Repeat, exactly and completely, the material that follows. Omit the pictures.

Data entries
○ ○ ○ ○
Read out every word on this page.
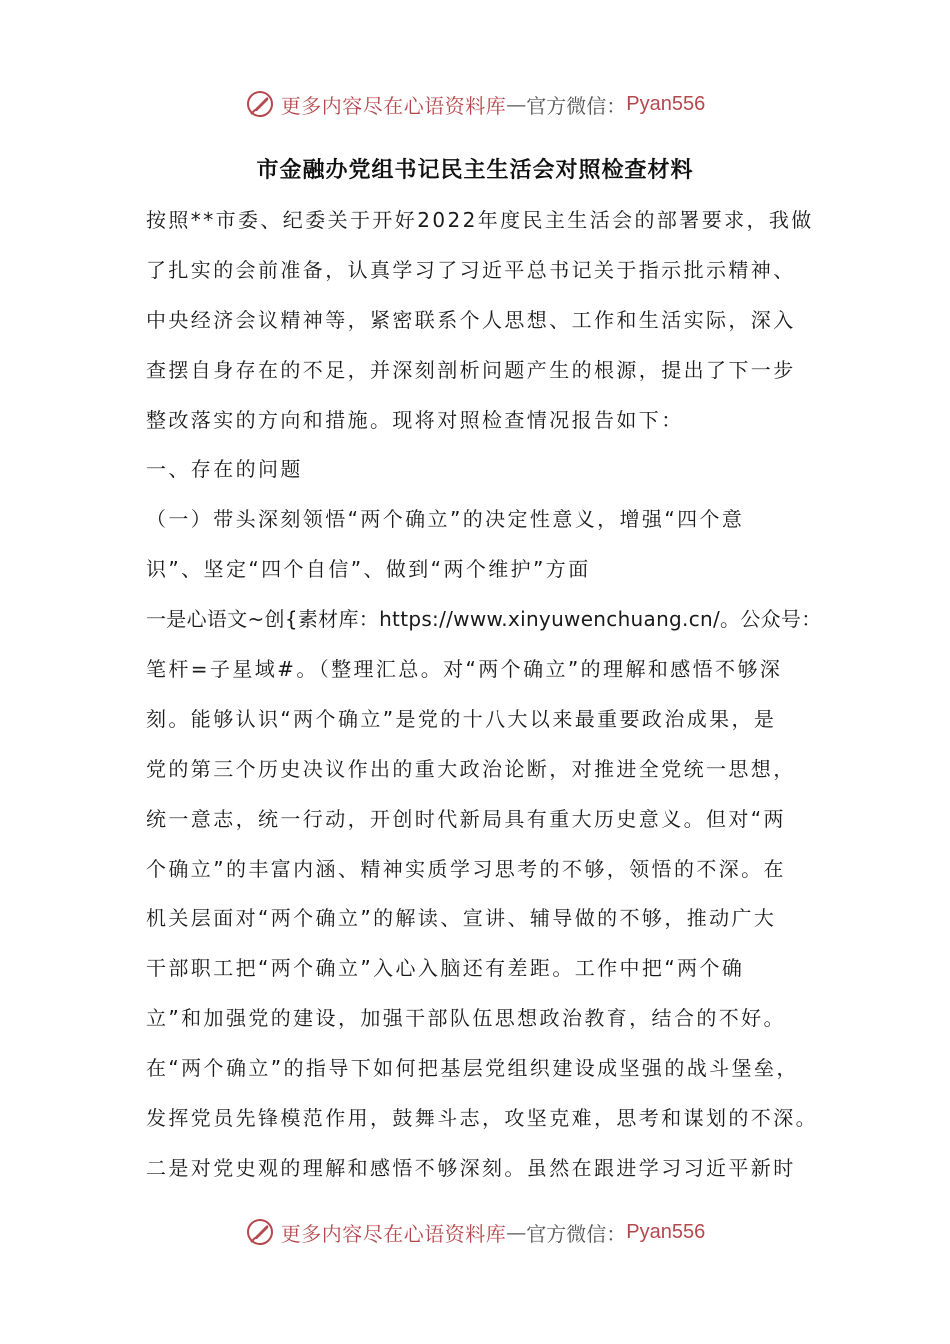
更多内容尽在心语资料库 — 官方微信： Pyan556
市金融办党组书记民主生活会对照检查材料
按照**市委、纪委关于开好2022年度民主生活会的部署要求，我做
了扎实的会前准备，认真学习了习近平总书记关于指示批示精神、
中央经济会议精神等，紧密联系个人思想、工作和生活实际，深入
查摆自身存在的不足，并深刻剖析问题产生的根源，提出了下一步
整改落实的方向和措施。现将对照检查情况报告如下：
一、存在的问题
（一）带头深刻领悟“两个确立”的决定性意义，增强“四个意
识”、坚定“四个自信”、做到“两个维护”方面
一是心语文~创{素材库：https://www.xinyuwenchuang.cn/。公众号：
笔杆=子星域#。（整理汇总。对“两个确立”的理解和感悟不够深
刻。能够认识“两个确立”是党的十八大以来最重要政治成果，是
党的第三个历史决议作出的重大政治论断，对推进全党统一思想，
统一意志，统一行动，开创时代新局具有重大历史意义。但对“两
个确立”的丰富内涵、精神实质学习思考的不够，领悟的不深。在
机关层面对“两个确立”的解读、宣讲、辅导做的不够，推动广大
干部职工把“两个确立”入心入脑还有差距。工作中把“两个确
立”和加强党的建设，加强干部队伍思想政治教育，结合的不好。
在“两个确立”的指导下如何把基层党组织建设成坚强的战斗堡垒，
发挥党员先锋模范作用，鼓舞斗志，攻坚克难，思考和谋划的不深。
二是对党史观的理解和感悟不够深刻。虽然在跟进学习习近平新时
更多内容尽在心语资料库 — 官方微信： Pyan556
○ ○ ○ ○
TASK SOLUTION:
Read out every word on this page.
更多内容尽在心语资料库 — 官方微信： Pyan556
市金融办党组书记民主生活会对照检查材料
按照**市委、纪委关于开好2022年度民主生活会的部署要求，我做
了扎实的会前准备，认真学习了习近平总书记关于指示批示精神、
中央经济会议精神等，紧密联系个人思想、工作和生活实际，深入
查摆自身存在的不足，并深刻剖析问题产生的根源，提出了下一步
整改落实的方向和措施。现将对照检查情况报告如下：
一、存在的问题
（一）带头深刻领悟“两个确立”的决定性意义，增强“四个意
识”、坚定“四个自信”、做到“两个维护”方面
一是心语文~创{素材库：https://www.xinyuwenchuang.cn/。公众号：
笔杆=子星域#。（整理汇总。对“两个确立”的理解和感悟不够深
刻。能够认识“两个确立”是党的十八大以来最重要政治成果，是
党的第三个历史决议作出的重大政治论断，对推进全党统一思想，
统一意志，统一行动，开创时代新局具有重大历史意义。但对“两
个确立”的丰富内涵、精神实质学习思考的不够，领悟的不深。在
机关层面对“两个确立”的解读、宣讲、辅导做的不够，推动广大
干部职工把“两个确立”入心入脑还有差距。工作中把“两个确
立”和加强党的建设，加强干部队伍思想政治教育，结合的不好。
在“两个确立”的指导下如何把基层党组织建设成坚强的战斗堡垒，
发挥党员先锋模范作用，鼓舞斗志，攻坚克难，思考和谋划的不深。
二是对党史观的理解和感悟不够深刻。虽然在跟进学习习近平新时
更多内容尽在心语资料库 — 官方微信： Pyan556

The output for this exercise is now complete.